Images embedded in the records are excluded; print everything else exactly as given.
=== Data records ===
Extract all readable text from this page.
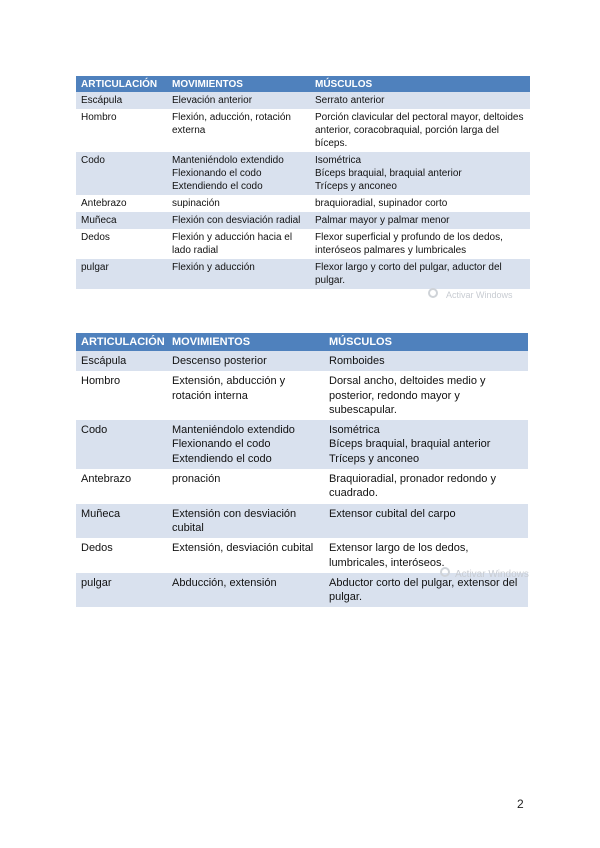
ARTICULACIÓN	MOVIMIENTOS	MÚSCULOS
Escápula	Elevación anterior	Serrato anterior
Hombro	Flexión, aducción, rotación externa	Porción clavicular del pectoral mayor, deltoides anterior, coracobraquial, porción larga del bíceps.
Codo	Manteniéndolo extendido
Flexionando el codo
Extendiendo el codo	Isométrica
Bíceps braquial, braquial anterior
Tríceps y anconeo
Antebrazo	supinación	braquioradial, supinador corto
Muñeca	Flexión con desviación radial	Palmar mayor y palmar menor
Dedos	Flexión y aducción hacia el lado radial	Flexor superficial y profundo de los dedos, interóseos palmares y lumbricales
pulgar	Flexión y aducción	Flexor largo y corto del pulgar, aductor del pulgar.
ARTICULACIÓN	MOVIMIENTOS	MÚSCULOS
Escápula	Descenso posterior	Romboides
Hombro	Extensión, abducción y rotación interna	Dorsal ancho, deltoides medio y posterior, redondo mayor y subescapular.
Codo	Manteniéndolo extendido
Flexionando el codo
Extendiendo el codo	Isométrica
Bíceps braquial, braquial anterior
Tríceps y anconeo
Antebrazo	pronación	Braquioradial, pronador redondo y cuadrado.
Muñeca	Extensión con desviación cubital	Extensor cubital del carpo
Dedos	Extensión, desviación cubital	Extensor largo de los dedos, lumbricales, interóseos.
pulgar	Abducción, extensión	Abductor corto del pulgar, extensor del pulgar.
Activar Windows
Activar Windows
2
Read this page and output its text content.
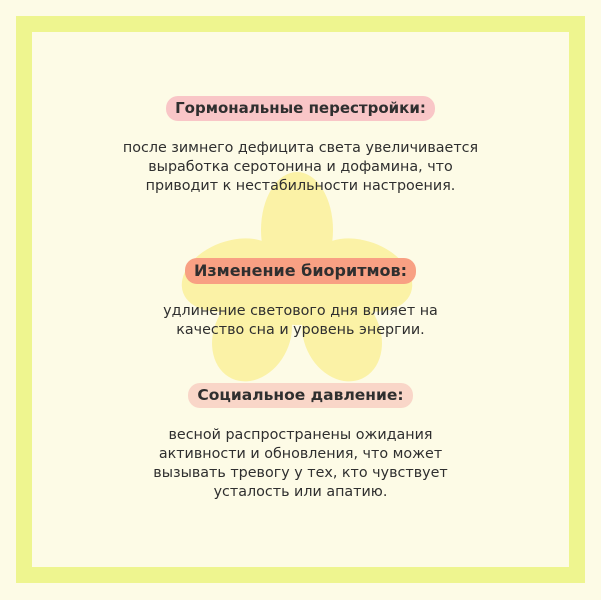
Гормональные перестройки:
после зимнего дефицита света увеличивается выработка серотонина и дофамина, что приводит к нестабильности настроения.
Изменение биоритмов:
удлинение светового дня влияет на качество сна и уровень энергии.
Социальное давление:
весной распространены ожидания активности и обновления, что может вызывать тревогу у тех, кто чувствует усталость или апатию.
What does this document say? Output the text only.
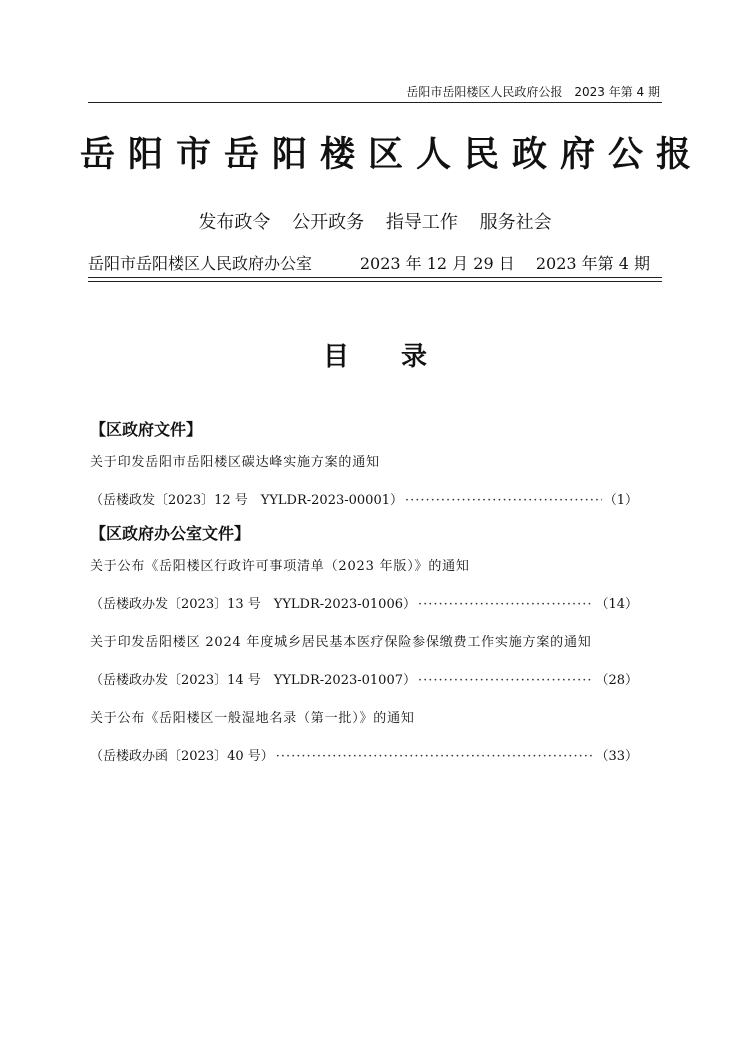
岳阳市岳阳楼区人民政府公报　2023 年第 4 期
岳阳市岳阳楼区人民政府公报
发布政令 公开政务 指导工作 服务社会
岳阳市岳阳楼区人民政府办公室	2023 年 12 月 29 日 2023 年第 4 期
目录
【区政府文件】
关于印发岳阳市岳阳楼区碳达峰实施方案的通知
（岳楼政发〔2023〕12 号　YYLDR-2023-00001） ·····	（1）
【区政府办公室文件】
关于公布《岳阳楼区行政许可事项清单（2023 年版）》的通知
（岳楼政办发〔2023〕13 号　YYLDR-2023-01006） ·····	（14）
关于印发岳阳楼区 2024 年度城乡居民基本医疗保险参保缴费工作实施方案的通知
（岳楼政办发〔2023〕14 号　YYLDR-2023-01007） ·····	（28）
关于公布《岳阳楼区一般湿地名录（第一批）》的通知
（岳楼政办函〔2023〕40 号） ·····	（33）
===
* [Exercise answer]:
Extract all readable text from this page.
ARTICULACIÓN	MOVIMIENTOS	MÚSCULOS
Escápula	Elevación anterior	Serrato anterior
Hombro	Flexión, aducción, rotación externa	Porción clavicular del pectoral mayor, deltoides anterior, coracobraquial, porción larga del bíceps.
Codo	Manteniéndolo extendido
Flexionando el codo
Extendiendo el codo	Isométrica
Bíceps braquial, braquial anterior
Tríceps y anconeo
Antebrazo	supinación	braquioradial, supinador corto
Muñeca	Flexión con desviación radial	Palmar mayor y palmar menor
Dedos	Flexión y aducción hacia el lado radial	Flexor superficial y profundo de los dedos, interóseos palmares y lumbricales
pulgar	Flexión y aducción	Flexor largo y corto del pulgar, aductor del pulgar.
ARTICULACIÓN	MOVIMIENTOS	MÚSCULOS
Escápula	Descenso posterior	Romboides
Hombro	Extensión, abducción y rotación interna	Dorsal ancho, deltoides medio y posterior, redondo mayor y subescapular.
Codo	Manteniéndolo extendido
Flexionando el codo
Extendiendo el codo	Isométrica
Bíceps braquial, braquial anterior
Tríceps y anconeo
Antebrazo	pronación	Braquioradial, pronador redondo y cuadrado.
Muñeca	Extensión con desviación cubital	Extensor cubital del carpo
Dedos	Extensión, desviación cubital	Extensor largo de los dedos, lumbricales, interóseos.
pulgar	Abducción, extensión	Abductor corto del pulgar, extensor del pulgar.
Activar Windows
Activar Windows
2
Read this page and output its text content.
Гормональные перестройки:
после зимнего дефицита света увеличивается выработка серотонина и дофамина, что приводит к нестабильности настроения.
Изменение биоритмов:
удлинение светового дня влияет на качество сна и уровень энергии.
Социальное давление:
весной распространены ожидания активности и обновления, что может вызывать тревогу у тех, кто чувствует усталость или апатию.
What does this document say? Output the text only.
岳阳市岳阳楼区人民政府公报　2023 年第 4 期
岳阳市岳阳楼区人民政府公报
发布政令 公开政务 指导工作 服务社会
岳阳市岳阳楼区人民政府办公室	2023 年 12 月 29 日 2023 年第 4 期
目录
【区政府文件】
关于印发岳阳市岳阳楼区碳达峰实施方案的通知
（岳楼政发〔2023〕12 号　YYLDR-2023-00001） ·····	（1）
【区政府办公室文件】
关于公布《岳阳楼区行政许可事项清单（2023 年版）》的通知
（岳楼政办发〔2023〕13 号　YYLDR-2023-01006） ·····	（14）
关于印发岳阳楼区 2024 年度城乡居民基本医疗保险参保缴费工作实施方案的通知
（岳楼政办发〔2023〕14 号　YYLDR-2023-01007） ·····	（28）
关于公布《岳阳楼区一般湿地名录（第一批）》的通知
（岳楼政办函〔2023〕40 号） ·····	（33）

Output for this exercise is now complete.